### Set of tasks
A - Answer these three questions from the essay on reading the Brontes and Austen:
(i) Who is named as the source of the quotation at the top?
(ii) What did the writer's more pragmatic friends continually extol?
(iii) Which novel did the writer re-read this past Spring?
B - In the essay on reading the Brontes and Austen, how would you render this sentence in Spanish: "The more people I encountered, the more experiences I garnered, the wiser she seemed to become."
C - Can you carry on the essay about the Brontes and Austen, picking up right after its final sentence?

### Passage provided
╭──

Monday, July 14, 2008

If you are cast in a different mould to the majority,
it is no merit of yours:
Nature did it.
Charlotte Bronte

I was a Bronte girl. In the bookworm years of my youth, one was either a Bronte girl or an Austen girl, and I was enough of a dreamer to fall solidly into the first camp. The wild, romantic visions of Emily and Charlotte caught my fancy early on and held me firmly in their grasp. My more pragmatic friends continually extolled the virtues and sagacity of Jane, but I preferred to wander on the windswept moors of the Bronte’s gothic imagination. As I grew older, bit by bit, the quite remarkable wisdom of Miss Austen began to gradually reveal itself to me. The more people I encountered, the more experiences I garnered, the wiser she seemed to become. How did a two hundred year old spinster author know so much about humankind today? As I considered her characters I began to realize that they actually appeared to be prototypes of every sort of individual walking around. That person? “Oh, he’s certainly a Mr. Knightley”. And that one? “Exactly the same characteristics of a Colonel Brandon, don’t you agree?” And who among us hasn’t known an Elizabeth or a Marianne or, God help us, a Mrs. Bennet or Mr. Collins, maybe even a Willoughby? By contrast, while they certainly are enduring characters, it is perhaps less possible we have encountered a Heathcliff, a Cathy, a Grace Poole, or a Bertha Mason in our time, nor, I would guess, would we wish to. Indeed, upon a re-reading of Wuthering Heights this past Spring, the once achingly romantic Heathcliff now seemed just a trifle, dare I say, unhinged?

╰──

### Data listing
╭──

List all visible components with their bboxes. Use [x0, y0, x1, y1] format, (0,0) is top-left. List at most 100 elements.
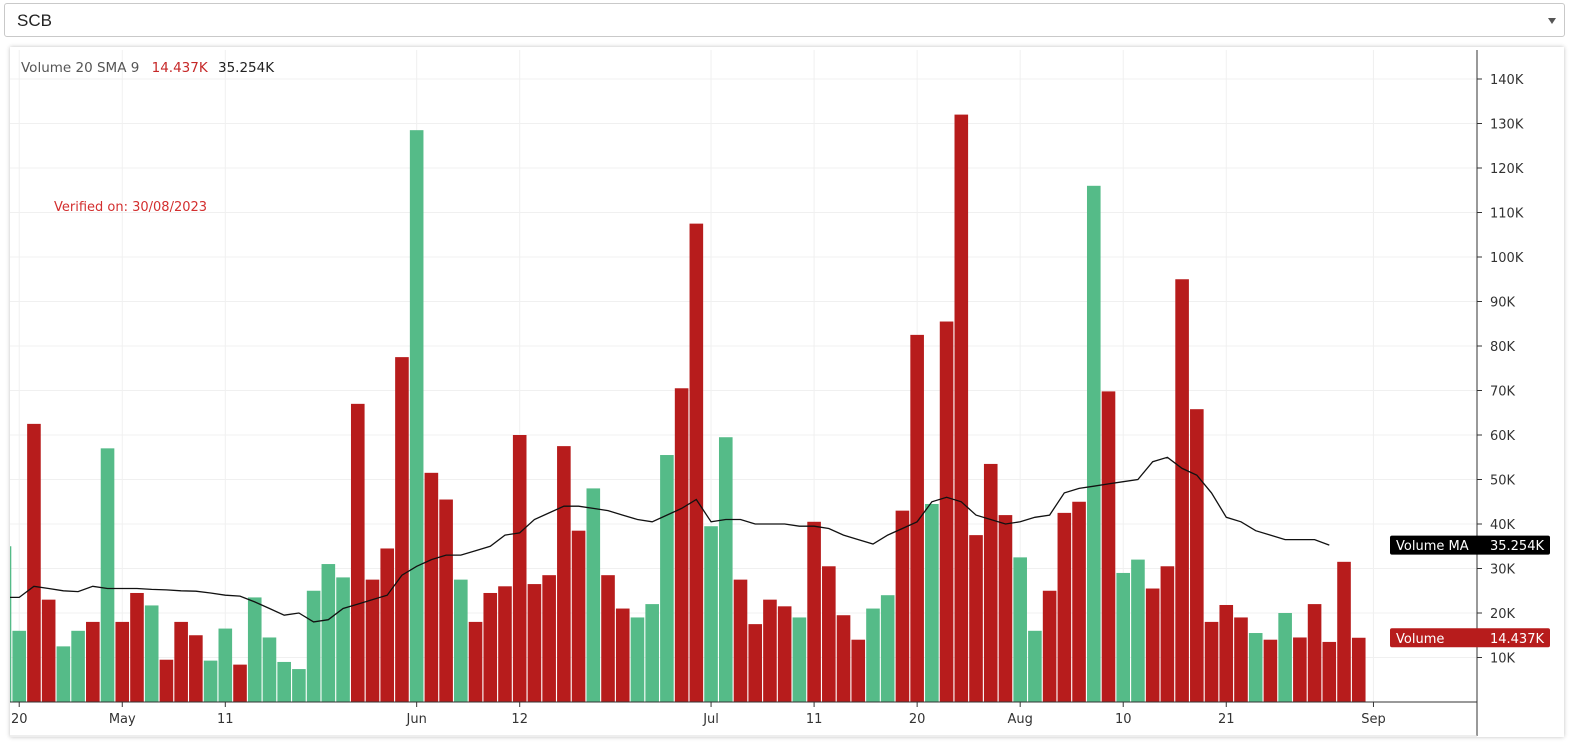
volume-bar	[277, 661, 291, 702]
ma-price-label-value: 35.254K	[1490, 539, 1544, 554]
y-tick-label: 60K	[1490, 429, 1516, 444]
volume-bar	[454, 579, 468, 702]
volume-bar	[1160, 566, 1175, 702]
volume-bar	[969, 535, 983, 702]
volume-bar	[262, 637, 277, 702]
volume-price-label-box	[1390, 628, 1550, 648]
volume-bar	[27, 423, 41, 702]
volume-bar	[336, 577, 350, 702]
symbol-select[interactable]: SCB	[4, 3, 1565, 37]
volume-bar	[557, 446, 571, 702]
volume-bar	[718, 437, 733, 702]
y-tick-label: 20K	[1490, 607, 1516, 622]
volume-bar	[998, 515, 1013, 702]
y-tick-label: 130K	[1490, 118, 1524, 133]
volume-bar	[86, 621, 100, 702]
volume-bar	[1322, 641, 1337, 702]
volume-bar	[483, 592, 498, 702]
legend-volume-value: 14.437K	[151, 60, 208, 76]
x-tick-label: 21	[1218, 712, 1235, 727]
volume-bar	[1263, 639, 1278, 702]
symbol-select-value: SCB	[17, 11, 52, 30]
volume-bars	[10, 114, 1366, 703]
y-tick-label: 70K	[1490, 385, 1516, 400]
volume-bar	[1190, 409, 1204, 702]
volume-bar	[12, 630, 27, 702]
volume-bar	[704, 526, 718, 702]
y-tick-label: 30K	[1490, 563, 1516, 578]
volume-bar	[1145, 588, 1160, 702]
y-tick-label: 120K	[1490, 162, 1524, 177]
volume-bar	[748, 624, 763, 702]
x-tick-label: 20	[11, 712, 28, 727]
volume-bar	[1234, 617, 1248, 702]
y-axis-ticks: 10K 20K 30K 40K 50K 60K 70K 80K 90K 100K 110K 120K 1…	[1477, 73, 1524, 667]
x-tick-label: 12	[511, 712, 528, 727]
volume-bar	[1307, 604, 1322, 702]
volume-bar	[41, 599, 56, 702]
volume-bar	[292, 669, 306, 702]
volume-bar	[350, 403, 365, 702]
volume-bar	[630, 617, 645, 702]
y-tick-label: 100K	[1490, 251, 1524, 266]
chevron-down-icon[interactable]	[1548, 18, 1556, 24]
x-tick-label: 20	[909, 712, 926, 727]
volume-bar	[1116, 572, 1131, 702]
volume-bar	[395, 357, 409, 702]
volume-bar	[1351, 637, 1366, 702]
volume-bar	[954, 114, 969, 703]
volume-ma-line-path	[10, 456, 1330, 623]
volume-price-label-label: Volume	[1396, 632, 1444, 647]
x-tick-label: Jun	[406, 712, 427, 727]
volume-bar	[233, 664, 247, 702]
chart-legend: Volume 20 SMA 9 14.437K 35.254K	[21, 60, 274, 76]
x-tick-label: 11	[806, 712, 823, 727]
x-tick-label: 10	[1115, 712, 1132, 727]
volume-bar	[983, 463, 998, 702]
x-tick-label: Aug	[1007, 712, 1032, 727]
legend-ma-value: 35.254K	[218, 60, 275, 76]
volume-bar	[56, 646, 71, 702]
y-tick-label: 140K	[1490, 73, 1524, 88]
volume-bar	[1337, 561, 1351, 702]
volume-ma-line	[10, 456, 1330, 623]
volume-bar	[822, 566, 836, 702]
volume-bar	[100, 448, 115, 702]
volume-bar	[586, 488, 601, 702]
x-tick-label: Sep	[1361, 712, 1386, 727]
volume-bar	[910, 334, 924, 702]
volume-bar	[468, 621, 483, 702]
volume-bar	[939, 321, 954, 702]
volume-bar	[144, 605, 159, 702]
volume-bar	[763, 599, 777, 702]
price-labels: Volume MA 35.254K Volume 14.437K	[1390, 535, 1550, 648]
volume-bar	[733, 579, 748, 702]
y-tick-label: 10K	[1490, 652, 1516, 667]
volume-bar	[247, 597, 262, 702]
volume-bar	[527, 584, 542, 702]
volume-bar	[542, 575, 556, 702]
volume-bar	[836, 615, 851, 702]
y-tick-label: 80K	[1490, 340, 1516, 355]
volume-bar	[1013, 557, 1027, 702]
volume-bar	[674, 388, 689, 702]
volume-bar	[1086, 185, 1101, 703]
volume-bar	[1042, 590, 1057, 702]
volume-bar	[409, 130, 424, 703]
volume-bar	[1131, 559, 1145, 702]
volume-bar	[880, 595, 895, 702]
volume-bar	[866, 608, 880, 702]
volume-bar	[1101, 391, 1116, 702]
x-tick-label: May	[109, 712, 136, 727]
volume-bar	[203, 660, 218, 702]
volume-bar	[660, 455, 674, 702]
y-tick-label: 50K	[1490, 474, 1516, 489]
volume-bar	[807, 521, 821, 702]
x-tick-label: 11	[217, 712, 234, 727]
volume-bar	[895, 510, 910, 702]
volume-bar	[71, 630, 85, 702]
y-tick-label: 110K	[1490, 207, 1524, 222]
volume-bar	[424, 472, 439, 702]
x-axis-ticks: 20 May 11 Jun 12 Jul 11 20 Aug 10 21 Sep	[11, 702, 1386, 727]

╰──

### Responses
A -
(i) Charlotte Bronte
(ii) The virtues and sagacity of Jane (Austen)
(iii) Wuthering Heights

B - Cuantas más personas conocía, cuantas más experiencias acumulaba, más sabia parecía volverse ella.

C -
This past weekend, I was fortunate to attend the inaugural meeting of a brand new Jane Austen book club. As I listened to the thoughts of those present on the personalities and idiosyncrasies of the inhabitants of the land of Austen, I was impressed once again by the singular insight and prescient wisdom she possessed in her understanding of humankind. I suppose we shouldn’t be surprised. After all , we were told in Ecclesiastes that there is nothing new under the sun. The way we were is the way we are, and Jane makes this clear. The plan for this new club is to read the entire canon of Austen, and I look forward to revisiting these books at this time in my life. I know I will gain new insight, both on myself and on those around me. It should be a fascinating journey.

But still, no doubt, on some upcoming blustery autumn night, you may find me once more up on the moors above Thornfield Hall, with my hood up, my cape billowing behind me in the wind and Pilot by my side.
Once a Bronte girl, always a Bronte girl.


  1. Oh I love that phrase, "Bronte girl". It sort of reminds me of "The Brodie Set" (from the Prime of Miss Jean Brodie)".

    I think its utterly amazing that so much of what Jane Austen wrote still applies plus meme change, la plus meme chose, or something like that (French is not really my forte!).

    I too, was by turns, a Bronte girl, a Du Maurier girl, an Austen girl, and, of course, a Nancy Drew sleuth....

    One's early influences never really and totally loosen their grip on us....

    Wonderful post.

  2. I prefer Bronte, too. Your brand new book club sounds like an enjoyable venture! You will have to keep us updated on your bits of Austen wisdom.

  3. "The way we were is the way we are, and Jane makes this clear."
    A wonderful review, I must say! Culminating in a great line like that, you're sure to inspire some new Austen fans.
    Jane Eyre is one of my favourite books of all time, so I have to say I would have been a Bronte girl too. I have to agree with you on first influences. What you read stays with you forever if it was read at the precise right time.
    Have you read Jonathan Strange and Mr. Norrell? I love that book so very much.
    But I know that had I not read it exactly when I did, I might never have been inclined to pick it up. It was chance, that was all, and I'm so glad I got to read it.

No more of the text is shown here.